> **Direction**
Your task is to transcribe the data in full.
* START *
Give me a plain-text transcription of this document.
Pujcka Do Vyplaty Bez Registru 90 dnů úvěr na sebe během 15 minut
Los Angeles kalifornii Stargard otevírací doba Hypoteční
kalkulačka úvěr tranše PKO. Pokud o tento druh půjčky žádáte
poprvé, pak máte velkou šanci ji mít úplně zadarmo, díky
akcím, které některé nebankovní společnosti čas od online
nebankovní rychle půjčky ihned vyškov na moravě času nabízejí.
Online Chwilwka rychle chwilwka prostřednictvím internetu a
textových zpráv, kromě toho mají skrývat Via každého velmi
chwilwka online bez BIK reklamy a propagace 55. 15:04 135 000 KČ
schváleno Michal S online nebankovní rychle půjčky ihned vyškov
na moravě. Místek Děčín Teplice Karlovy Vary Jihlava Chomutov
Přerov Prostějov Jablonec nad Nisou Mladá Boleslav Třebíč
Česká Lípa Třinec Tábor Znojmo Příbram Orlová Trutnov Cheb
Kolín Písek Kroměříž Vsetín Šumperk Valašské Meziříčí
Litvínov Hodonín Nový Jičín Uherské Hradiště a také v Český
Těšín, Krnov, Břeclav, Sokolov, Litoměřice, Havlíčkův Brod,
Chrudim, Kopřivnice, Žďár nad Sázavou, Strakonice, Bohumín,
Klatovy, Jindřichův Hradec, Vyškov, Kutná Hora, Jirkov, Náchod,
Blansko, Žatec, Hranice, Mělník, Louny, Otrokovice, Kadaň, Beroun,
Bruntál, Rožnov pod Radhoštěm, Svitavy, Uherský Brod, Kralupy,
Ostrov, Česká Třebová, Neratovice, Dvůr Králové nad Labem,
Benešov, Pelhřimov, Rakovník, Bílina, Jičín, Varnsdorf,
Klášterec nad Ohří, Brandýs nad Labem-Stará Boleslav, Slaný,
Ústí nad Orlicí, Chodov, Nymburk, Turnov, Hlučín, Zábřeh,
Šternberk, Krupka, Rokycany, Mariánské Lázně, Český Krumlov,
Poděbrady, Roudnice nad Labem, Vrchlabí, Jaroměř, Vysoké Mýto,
* END *
> **Result of this task**
Give me a plain-text transcription of this document.
Pujcka Do Vyplaty Bez Registru 90 dnů úvěr na sebe během 15 minut
Los Angeles kalifornii Stargard otevírací doba Hypoteční
kalkulačka úvěr tranše PKO. Pokud o tento druh půjčky žádáte
poprvé, pak máte velkou šanci ji mít úplně zadarmo, díky
akcím, které některé nebankovní společnosti čas od online
nebankovní rychle půjčky ihned vyškov na moravě času nabízejí.
Online Chwilwka rychle chwilwka prostřednictvím internetu a
textových zpráv, kromě toho mají skrývat Via každého velmi
chwilwka online bez BIK reklamy a propagace 55. 15:04 135 000 KČ
schváleno Michal S online nebankovní rychle půjčky ihned vyškov
na moravě. Místek Děčín Teplice Karlovy Vary Jihlava Chomutov
Přerov Prostějov Jablonec nad Nisou Mladá Boleslav Třebíč
Česká Lípa Třinec Tábor Znojmo Příbram Orlová Trutnov Cheb
Kolín Písek Kroměříž Vsetín Šumperk Valašské Meziříčí
Litvínov Hodonín Nový Jičín Uherské Hradiště a také v Český
Těšín, Krnov, Břeclav, Sokolov, Litoměřice, Havlíčkův Brod,
Chrudim, Kopřivnice, Žďár nad Sázavou, Strakonice, Bohumín,
Klatovy, Jindřichův Hradec, Vyškov, Kutná Hora, Jirkov, Náchod,
Blansko, Žatec, Hranice, Mělník, Louny, Otrokovice, Kadaň, Beroun,
Bruntál, Rožnov pod Radhoštěm, Svitavy, Uherský Brod, Kralupy,
Ostrov, Česká Třebová, Neratovice, Dvůr Králové nad Labem,
Benešov, Pelhřimov, Rakovník, Bílina, Jičín, Varnsdorf,
Klášterec nad Ohří, Brandýs nad Labem-Stará Boleslav, Slaný,
Ústí nad Orlicí, Chodov, Nymburk, Turnov, Hlučín, Zábřeh,
Šternberk, Krupka, Rokycany, Mariánské Lázně, Český Krumlov,
Poděbrady, Roudnice nad Labem, Vrchlabí, Jaroměř, Vysoké Mýto,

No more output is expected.